** start Dataset content **
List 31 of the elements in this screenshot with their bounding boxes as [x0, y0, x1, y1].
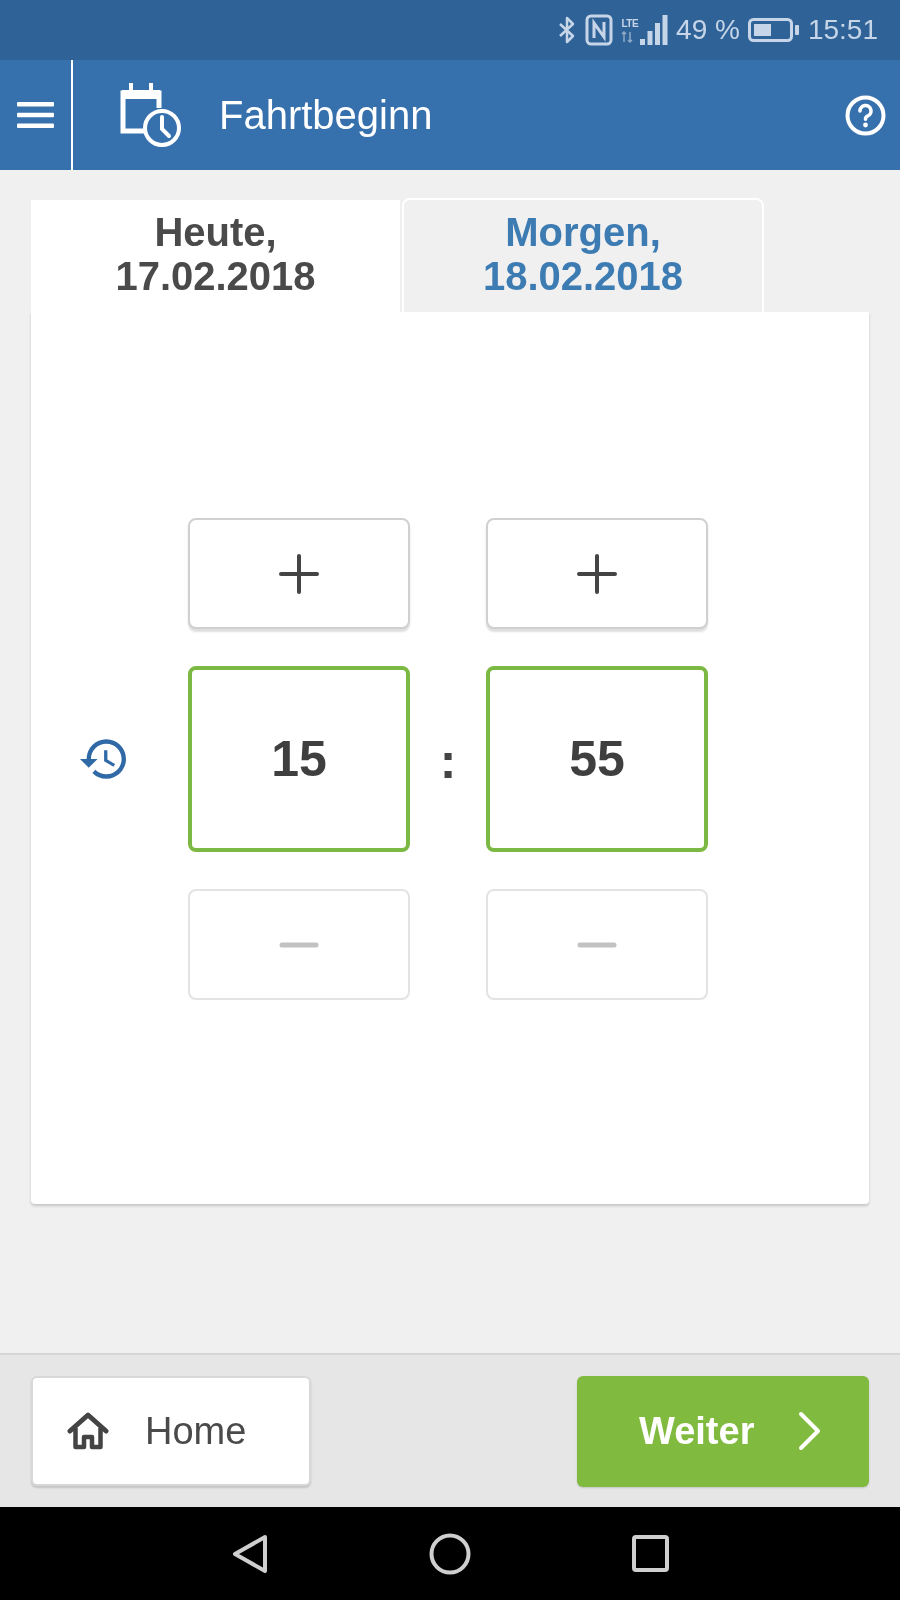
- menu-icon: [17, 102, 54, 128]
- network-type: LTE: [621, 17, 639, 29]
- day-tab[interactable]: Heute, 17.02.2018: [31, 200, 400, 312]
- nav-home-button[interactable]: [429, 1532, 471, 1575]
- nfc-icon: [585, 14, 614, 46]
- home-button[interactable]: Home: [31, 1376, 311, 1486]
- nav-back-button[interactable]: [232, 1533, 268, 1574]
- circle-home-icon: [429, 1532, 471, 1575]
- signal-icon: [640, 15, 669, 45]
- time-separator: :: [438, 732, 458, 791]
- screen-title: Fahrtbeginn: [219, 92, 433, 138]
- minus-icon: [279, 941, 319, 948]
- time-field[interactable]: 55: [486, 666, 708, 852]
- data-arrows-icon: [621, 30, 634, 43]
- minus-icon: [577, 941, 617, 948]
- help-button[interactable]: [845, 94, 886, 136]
** end Dataset content **
#### Exercise instructions
Switch "help-button" to "info-button" in the lines from the line with "- menu-icon: [17, 102, 54, 128]" up to and including the last line, and write out only those lines with nothing else changed.

#### Expected answer
- menu-icon: [17, 102, 54, 128]
- network-type: LTE: [621, 17, 639, 29]
- day-tab[interactable]: Heute, 17.02.2018: [31, 200, 400, 312]
- nav-home-button[interactable]: [429, 1532, 471, 1575]
- nfc-icon: [585, 14, 614, 46]
- home-button[interactable]: Home: [31, 1376, 311, 1486]
- nav-back-button[interactable]: [232, 1533, 268, 1574]
- circle-home-icon: [429, 1532, 471, 1575]
- signal-icon: [640, 15, 669, 45]
- time-separator: :: [438, 732, 458, 791]
- screen-title: Fahrtbeginn: [219, 92, 433, 138]
- minus-icon: [279, 941, 319, 948]
- time-field[interactable]: 55: [486, 666, 708, 852]
- data-arrows-icon: [621, 30, 634, 43]
- minus-icon: [577, 941, 617, 948]
- info-button[interactable]: [845, 94, 886, 136]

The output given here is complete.